-------- DATA TO PROCESS --------
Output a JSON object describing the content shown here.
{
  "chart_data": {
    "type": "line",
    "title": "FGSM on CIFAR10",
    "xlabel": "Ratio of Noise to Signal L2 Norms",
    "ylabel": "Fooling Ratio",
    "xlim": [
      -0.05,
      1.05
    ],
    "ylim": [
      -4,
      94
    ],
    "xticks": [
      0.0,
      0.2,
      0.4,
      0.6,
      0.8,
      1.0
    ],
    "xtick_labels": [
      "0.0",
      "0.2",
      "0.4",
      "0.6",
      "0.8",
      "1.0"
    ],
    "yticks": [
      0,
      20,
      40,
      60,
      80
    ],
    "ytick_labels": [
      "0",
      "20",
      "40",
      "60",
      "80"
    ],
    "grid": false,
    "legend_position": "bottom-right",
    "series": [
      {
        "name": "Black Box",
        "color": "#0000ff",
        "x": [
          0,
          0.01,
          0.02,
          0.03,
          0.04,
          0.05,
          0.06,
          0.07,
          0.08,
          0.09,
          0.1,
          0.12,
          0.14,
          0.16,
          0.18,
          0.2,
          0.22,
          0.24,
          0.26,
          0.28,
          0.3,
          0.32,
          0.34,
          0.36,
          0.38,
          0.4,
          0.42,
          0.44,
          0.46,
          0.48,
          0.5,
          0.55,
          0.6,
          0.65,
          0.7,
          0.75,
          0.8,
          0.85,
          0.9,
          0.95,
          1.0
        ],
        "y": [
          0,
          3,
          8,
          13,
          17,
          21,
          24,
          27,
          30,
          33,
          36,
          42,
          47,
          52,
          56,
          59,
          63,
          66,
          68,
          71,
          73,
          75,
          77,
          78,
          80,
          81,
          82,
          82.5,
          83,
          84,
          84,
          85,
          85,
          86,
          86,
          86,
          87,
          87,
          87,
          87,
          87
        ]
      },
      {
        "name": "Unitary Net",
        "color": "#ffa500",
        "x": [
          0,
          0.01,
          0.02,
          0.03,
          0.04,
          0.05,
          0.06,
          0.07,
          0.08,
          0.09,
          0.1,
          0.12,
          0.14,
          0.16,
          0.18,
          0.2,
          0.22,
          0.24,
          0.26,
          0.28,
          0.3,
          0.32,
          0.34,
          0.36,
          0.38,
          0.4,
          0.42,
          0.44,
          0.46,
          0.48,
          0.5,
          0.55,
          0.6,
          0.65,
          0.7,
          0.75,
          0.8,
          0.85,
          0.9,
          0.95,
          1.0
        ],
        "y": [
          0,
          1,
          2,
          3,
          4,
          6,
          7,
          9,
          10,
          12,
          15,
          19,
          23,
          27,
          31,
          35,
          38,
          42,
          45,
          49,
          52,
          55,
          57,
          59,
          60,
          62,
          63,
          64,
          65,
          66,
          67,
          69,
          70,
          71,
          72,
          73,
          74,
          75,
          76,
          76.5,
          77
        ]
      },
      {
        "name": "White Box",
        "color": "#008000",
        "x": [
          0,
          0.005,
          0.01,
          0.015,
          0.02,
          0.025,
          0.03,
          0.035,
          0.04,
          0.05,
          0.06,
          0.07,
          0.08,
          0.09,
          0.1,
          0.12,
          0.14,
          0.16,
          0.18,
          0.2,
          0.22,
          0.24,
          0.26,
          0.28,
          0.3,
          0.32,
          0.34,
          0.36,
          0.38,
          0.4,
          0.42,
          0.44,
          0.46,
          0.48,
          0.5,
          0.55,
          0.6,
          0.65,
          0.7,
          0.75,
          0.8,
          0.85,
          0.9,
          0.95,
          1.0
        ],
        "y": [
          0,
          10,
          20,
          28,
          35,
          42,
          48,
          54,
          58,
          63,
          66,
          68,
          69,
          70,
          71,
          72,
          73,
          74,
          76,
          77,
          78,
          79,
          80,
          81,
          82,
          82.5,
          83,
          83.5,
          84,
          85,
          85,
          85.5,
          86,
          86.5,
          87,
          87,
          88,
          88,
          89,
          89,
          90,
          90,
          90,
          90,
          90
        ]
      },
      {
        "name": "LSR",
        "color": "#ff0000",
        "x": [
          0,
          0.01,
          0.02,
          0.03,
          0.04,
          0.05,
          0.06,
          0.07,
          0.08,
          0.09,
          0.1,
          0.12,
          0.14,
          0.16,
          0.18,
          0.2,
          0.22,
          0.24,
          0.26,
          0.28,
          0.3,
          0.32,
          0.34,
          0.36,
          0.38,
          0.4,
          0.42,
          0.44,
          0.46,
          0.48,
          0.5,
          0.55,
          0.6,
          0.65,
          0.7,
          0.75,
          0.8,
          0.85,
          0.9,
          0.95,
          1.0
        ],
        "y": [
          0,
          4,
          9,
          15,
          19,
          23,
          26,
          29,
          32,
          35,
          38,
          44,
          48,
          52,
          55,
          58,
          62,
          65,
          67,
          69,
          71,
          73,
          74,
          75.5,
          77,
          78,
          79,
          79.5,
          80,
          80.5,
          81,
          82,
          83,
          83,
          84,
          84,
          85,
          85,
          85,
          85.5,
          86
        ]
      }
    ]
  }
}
--------
* PROBLEM REQUIREMENTS *
Each line of the listing should be copied exactly.

* EXERCISE RESULT *
Output a JSON object describing the content shown here.
{
  "chart_data": {
    "type": "line",
    "title": "FGSM on CIFAR10",
    "xlabel": "Ratio of Noise to Signal L2 Norms",
    "ylabel": "Fooling Ratio",
    "xlim": [
      -0.05,
      1.05
    ],
    "ylim": [
      -4,
      94
    ],
    "xticks": [
      0.0,
      0.2,
      0.4,
      0.6,
      0.8,
      1.0
    ],
    "xtick_labels": [
      "0.0",
      "0.2",
      "0.4",
      "0.6",
      "0.8",
      "1.0"
    ],
    "yticks": [
      0,
      20,
      40,
      60,
      80
    ],
    "ytick_labels": [
      "0",
      "20",
      "40",
      "60",
      "80"
    ],
    "grid": false,
    "legend_position": "bottom-right",
    "series": [
      {
        "name": "Black Box",
        "color": "#0000ff",
        "x": [
          0,
          0.01,
          0.02,
          0.03,
          0.04,
          0.05,
          0.06,
          0.07,
          0.08,
          0.09,
          0.1,
          0.12,
          0.14,
          0.16,
          0.18,
          0.2,
          0.22,
          0.24,
          0.26,
          0.28,
          0.3,
          0.32,
          0.34,
          0.36,
          0.38,
          0.4,
          0.42,
          0.44,
          0.46,
          0.48,
          0.5,
          0.55,
          0.6,
          0.65,
          0.7,
          0.75,
          0.8,
          0.85,
          0.9,
          0.95,
          1.0
        ],
        "y": [
          0,
          3,
          8,
          13,
          17,
          21,
          24,
          27,
          30,
          33,
          36,
          42,
          47,
          52,
          56,
          59,
          63,
          66,
          68,
          71,
          73,
          75,
          77,
          78,
          80,
          81,
          82,
          82.5,
          83,
          84,
          84,
          85,
          85,
          86,
          86,
          86,
          87,
          87,
          87,
          87,
          87
        ]
      },
      {
        "name": "Unitary Net",
        "color": "#ffa500",
        "x": [
          0,
          0.01,
          0.02,
          0.03,
          0.04,
          0.05,
          0.06,
          0.07,
          0.08,
          0.09,
          0.1,
          0.12,
          0.14,
          0.16,
          0.18,
          0.2,
          0.22,
          0.24,
          0.26,
          0.28,
          0.3,
          0.32,
          0.34,
          0.36,
          0.38,
          0.4,
          0.42,
          0.44,
          0.46,
          0.48,
          0.5,
          0.55,
          0.6,
          0.65,
          0.7,
          0.75,
          0.8,
          0.85,
          0.9,
          0.95,
          1.0
        ],
        "y": [
          0,
          1,
          2,
          3,
          4,
          6,
          7,
          9,
          10,
          12,
          15,
          19,
          23,
          27,
          31,
          35,
          38,
          42,
          45,
          49,
          52,
          55,
          57,
          59,
          60,
          62,
          63,
          64,
          65,
          66,
          67,
          69,
          70,
          71,
          72,
          73,
          74,
          75,
          76,
          76.5,
          77
        ]
      },
      {
        "name": "White Box",
        "color": "#008000",
        "x": [
          0,
          0.005,
          0.01,
          0.015,
          0.02,
          0.025,
          0.03,
          0.035,
          0.04,
          0.05,
          0.06,
          0.07,
          0.08,
          0.09,
          0.1,
          0.12,
          0.14,
          0.16,
          0.18,
          0.2,
          0.22,
          0.24,
          0.26,
          0.28,
          0.3,
          0.32,
          0.34,
          0.36,
          0.38,
          0.4,
          0.42,
          0.44,
          0.46,
          0.48,
          0.5,
          0.55,
          0.6,
          0.65,
          0.7,
          0.75,
          0.8,
          0.85,
          0.9,
          0.95,
          1.0
        ],
        "y": [
          0,
          10,
          20,
          28,
          35,
          42,
          48,
          54,
          58,
          63,
          66,
          68,
          69,
          70,
          71,
          72,
          73,
          74,
          76,
          77,
          78,
          79,
          80,
          81,
          82,
          82.5,
          83,
          83.5,
          84,
          85,
          85,
          85.5,
          86,
          86.5,
          87,
          87,
          88,
          88,
          89,
          89,
          90,
          90,
          90,
          90,
          90
        ]
      },
      {
        "name": "LSR",
        "color": "#ff0000",
        "x": [
          0,
          0.01,
          0.02,
          0.03,
          0.04,
          0.05,
          0.06,
          0.07,
          0.08,
          0.09,
          0.1,
          0.12,
          0.14,
          0.16,
          0.18,
          0.2,
          0.22,
          0.24,
          0.26,
          0.28,
          0.3,
          0.32,
          0.34,
          0.36,
          0.38,
          0.4,
          0.42,
          0.44,
          0.46,
          0.48,
          0.5,
          0.55,
          0.6,
          0.65,
          0.7,
          0.75,
          0.8,
          0.85,
          0.9,
          0.95,
          1.0
        ],
        "y": [
          0,
          4,
          9,
          15,
          19,
          23,
          26,
          29,
          32,
          35,
          38,
          44,
          48,
          52,
          55,
          58,
          62,
          65,
          67,
          69,
          71,
          73,
          74,
          75.5,
          77,
          78,
          79,
          79.5,
          80,
          80.5,
          81,
          82,
          83,
          83,
          84,
          84,
          85,
          85,
          85,
          85.5,
          86
        ]
      }
    ]
  }
}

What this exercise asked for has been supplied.